TEXT SEGMENT section start

Based on our findings, the current standard treatment of SAH could be further optimized. Individuals considering SAH should be evaluated with SII on admission. Those with high SII need to be screened for additional risks including inflammatory injury, immunosuppression, and thrombosis. More detailed assessment could be performed according to the patient’s condition. Following individualized treatment plans should be formulated according to available information, such as reducing inflammatory damage, strengthening nutritional support to improve immunity, reducing the risk of thrombosis, and preventing platelet overactivation. These treatments might improve the prognosis of patients with high SII. However, the specific treatment measures still depend on the experience of clinicians.

It’s easy to obtain specific serological indicators for calculating SII in clinic. What’s more, our research proved a great predictive value of SII. It is reasonable to believe that the SII could be used to guide the stratification of the risk of aSAH with poor prognosis and provide personalized treatment in the early stage of aSAH, which might improve the patient’s prognosis. Furthermore, our data also suggested that it was necessary to consider established clinical grades, such as Hunt and Hess grade and WFNS grade. However, further studies are needed to determine whether the cut-off values of SII are different in different regions and populations and whether SII can be used as a monitoring indicator of changes in condition of aSAH patients during hospitalization.

TEXT SEGMENT section end

ACTION ITEM:
Reproduce the passage on SII and SAH treatment from "Based on our" up to and including "experience of clinicians.", replacing "clinicians" with "physicians".

EXTRACTED DATA section start

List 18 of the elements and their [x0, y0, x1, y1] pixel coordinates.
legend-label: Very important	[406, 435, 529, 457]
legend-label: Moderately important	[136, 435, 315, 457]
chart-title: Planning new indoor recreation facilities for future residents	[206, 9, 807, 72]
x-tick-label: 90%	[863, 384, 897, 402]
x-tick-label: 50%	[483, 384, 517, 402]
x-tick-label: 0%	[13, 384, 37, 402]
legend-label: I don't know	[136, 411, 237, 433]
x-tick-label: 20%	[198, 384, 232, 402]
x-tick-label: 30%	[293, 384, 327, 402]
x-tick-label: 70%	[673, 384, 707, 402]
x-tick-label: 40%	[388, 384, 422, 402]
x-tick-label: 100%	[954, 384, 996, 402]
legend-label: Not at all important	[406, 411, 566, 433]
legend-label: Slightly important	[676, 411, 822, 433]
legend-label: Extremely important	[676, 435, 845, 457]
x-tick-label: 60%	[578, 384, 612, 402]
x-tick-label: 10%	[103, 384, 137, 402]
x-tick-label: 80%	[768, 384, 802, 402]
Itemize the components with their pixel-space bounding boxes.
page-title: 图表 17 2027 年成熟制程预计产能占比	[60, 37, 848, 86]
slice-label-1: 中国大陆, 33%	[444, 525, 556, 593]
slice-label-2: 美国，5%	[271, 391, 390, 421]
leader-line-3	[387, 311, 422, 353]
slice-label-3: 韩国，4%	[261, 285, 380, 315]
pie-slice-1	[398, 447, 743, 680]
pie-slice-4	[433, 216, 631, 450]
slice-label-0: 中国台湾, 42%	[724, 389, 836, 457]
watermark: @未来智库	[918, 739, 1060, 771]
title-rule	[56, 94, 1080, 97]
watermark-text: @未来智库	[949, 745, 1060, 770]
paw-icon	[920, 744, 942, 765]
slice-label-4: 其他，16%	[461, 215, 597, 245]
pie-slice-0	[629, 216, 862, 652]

EXTRACTED DATA section end

EXERCISE SOLUTION:
Based on our findings, the current standard treatment of SAH could be further optimized. Individuals considering SAH should be evaluated with SII on admission. Those with high SII need to be screened for additional risks including inflammatory injury, immunosuppression, and thrombosis. More detailed assessment could be performed according to the patient’s condition. Following individualized treatment plans should be formulated according to available information, such as reducing inflammatory damage, strengthening nutritional support to improve immunity, reducing the risk of thrombosis, and preventing platelet overactivation. These treatments might improve the prognosis of patients with high SII. However, the specific treatment measures still depend on the experience of physicians.